List of tasks:
• a. In the extract on clear-air turbulence, at what altitudes is the high troposphere most susceptible to CAT?
• b. Reproduce part of the clear-air turbulence extract word for word: begin at the words "In aviation, CAT" and stop after "or N-slit interferometers.".
• c. According to the clear-air turbulence extract, why can CAT be hazardous to air travelers?

Extract:
————
= Clear-air turbulence =

Turbulent movement of transparent air masses

In meteorology, clear-air turbulence (CAT) is the turbulent movement of air masses in the absence of any visual clues such as clouds, and is caused when bodies of air moving at widely different speeds meet.

The atmospheric region most susceptible to CAT is the high troposphere at altitudes of around 7000–12000 m as it meets the tropopause. Here CAT is most frequently encountered in the regions of jet streams. At lower altitudes it may also occur near mountain ranges. Thin cirrus clouds can also indicate high probability of CAT.

CAT can be hazardous to the comfort, and occasionally the safety, of air travelers, as the aircraft pilots often cannot see and anticipate such turbulences, and a sudden encounter can impart significant stress to the airframe.

CAT in the jet stream is expected to become stronger and more frequent because of climate change, with transatlantic wintertime CAT increasing by 60% (light), 95% (moderate), and 150% (severe) by the time of doubling.

== Definition ==
In meteorology, clear-air turbulence (CAT) is the turbulent movement of air masses in the absence of any visual clues, such as clouds, and is caused when bodies of air moving at widely different speeds meet.

In aviation, CAT is defined as "the detection by aircraft of high-altitude inflight bumps in patchy regions devoid of significant cloudiness or nearby thunderstorm activity". It was first noted in the 1940s.

== Detection ==
Clear-air turbulence is not possible to detect with the naked eye and very difficult to detect with a conventional radar, with the result that it is difficult for aircraft pilots to detect and avoid it. However, it can be remotely detected with instruments that can measure turbulence with optical techniques, such as scintillometers, Doppler LIDARs, or N-slit interferometers.
————
Extracted information:

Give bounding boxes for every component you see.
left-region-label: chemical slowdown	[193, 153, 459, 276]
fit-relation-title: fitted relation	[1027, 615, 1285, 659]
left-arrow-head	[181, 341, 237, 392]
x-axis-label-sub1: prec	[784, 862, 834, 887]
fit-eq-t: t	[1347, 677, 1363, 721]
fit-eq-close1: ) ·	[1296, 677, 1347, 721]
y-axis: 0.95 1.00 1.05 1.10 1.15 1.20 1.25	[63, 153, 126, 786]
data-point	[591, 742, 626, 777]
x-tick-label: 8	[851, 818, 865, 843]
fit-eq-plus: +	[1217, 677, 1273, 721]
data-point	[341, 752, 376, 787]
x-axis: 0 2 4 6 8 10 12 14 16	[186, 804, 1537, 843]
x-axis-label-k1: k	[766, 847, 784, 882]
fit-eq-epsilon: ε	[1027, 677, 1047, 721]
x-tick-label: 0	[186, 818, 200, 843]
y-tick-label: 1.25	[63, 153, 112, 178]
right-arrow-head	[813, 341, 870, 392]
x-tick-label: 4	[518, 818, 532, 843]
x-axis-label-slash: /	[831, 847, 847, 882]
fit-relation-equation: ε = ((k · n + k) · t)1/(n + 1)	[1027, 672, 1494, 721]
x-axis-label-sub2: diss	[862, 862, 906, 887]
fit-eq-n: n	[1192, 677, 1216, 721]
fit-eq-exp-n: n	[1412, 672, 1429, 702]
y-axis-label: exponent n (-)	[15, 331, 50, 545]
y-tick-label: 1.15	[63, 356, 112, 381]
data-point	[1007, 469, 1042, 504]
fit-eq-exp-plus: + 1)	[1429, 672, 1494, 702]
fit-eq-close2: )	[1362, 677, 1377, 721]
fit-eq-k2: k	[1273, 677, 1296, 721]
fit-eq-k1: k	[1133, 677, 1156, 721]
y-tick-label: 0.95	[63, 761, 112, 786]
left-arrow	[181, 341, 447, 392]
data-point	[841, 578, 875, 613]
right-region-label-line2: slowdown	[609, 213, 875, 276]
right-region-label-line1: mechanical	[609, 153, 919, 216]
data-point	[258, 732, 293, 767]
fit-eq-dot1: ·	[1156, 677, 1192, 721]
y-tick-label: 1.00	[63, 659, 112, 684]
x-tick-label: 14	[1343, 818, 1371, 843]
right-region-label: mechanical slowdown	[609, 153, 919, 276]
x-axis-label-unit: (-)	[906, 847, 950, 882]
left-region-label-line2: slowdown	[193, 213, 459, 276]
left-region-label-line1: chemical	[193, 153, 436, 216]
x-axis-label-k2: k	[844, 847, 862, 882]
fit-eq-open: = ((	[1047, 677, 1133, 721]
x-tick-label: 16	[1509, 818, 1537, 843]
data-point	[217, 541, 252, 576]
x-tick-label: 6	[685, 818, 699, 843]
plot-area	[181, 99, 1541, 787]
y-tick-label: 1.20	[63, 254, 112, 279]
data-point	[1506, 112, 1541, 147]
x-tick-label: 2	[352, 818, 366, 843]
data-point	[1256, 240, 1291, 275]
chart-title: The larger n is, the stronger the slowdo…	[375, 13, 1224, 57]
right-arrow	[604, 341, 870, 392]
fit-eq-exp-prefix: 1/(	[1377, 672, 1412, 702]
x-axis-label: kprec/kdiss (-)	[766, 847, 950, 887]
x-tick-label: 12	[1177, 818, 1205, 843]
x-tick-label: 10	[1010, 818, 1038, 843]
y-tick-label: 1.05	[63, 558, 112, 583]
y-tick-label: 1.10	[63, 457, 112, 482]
————
Exercise results:
• a. Around 7000–12000 m, where it meets the tropopause.

• b.
In aviation, CAT is defined as "the detection by aircraft of high-altitude inflight bumps in patchy regions devoid of significant cloudiness or nearby thunderstorm activity". It was first noted in the 1940s.

== Detection ==
Clear-air turbulence is not possible to detect with the naked eye and very difficult to detect with a conventional radar, with the result that it is difficult for aircraft pilots to detect and avoid it. However, it can be remotely detected with instruments that can measure turbulence with optical techniques, such as scintillometers, Doppler LIDARs, or N-slit interferometers.

• c. Aircraft pilots often cannot see and anticipate such turbulence. A sudden encounter can also put significant stress on the airframe.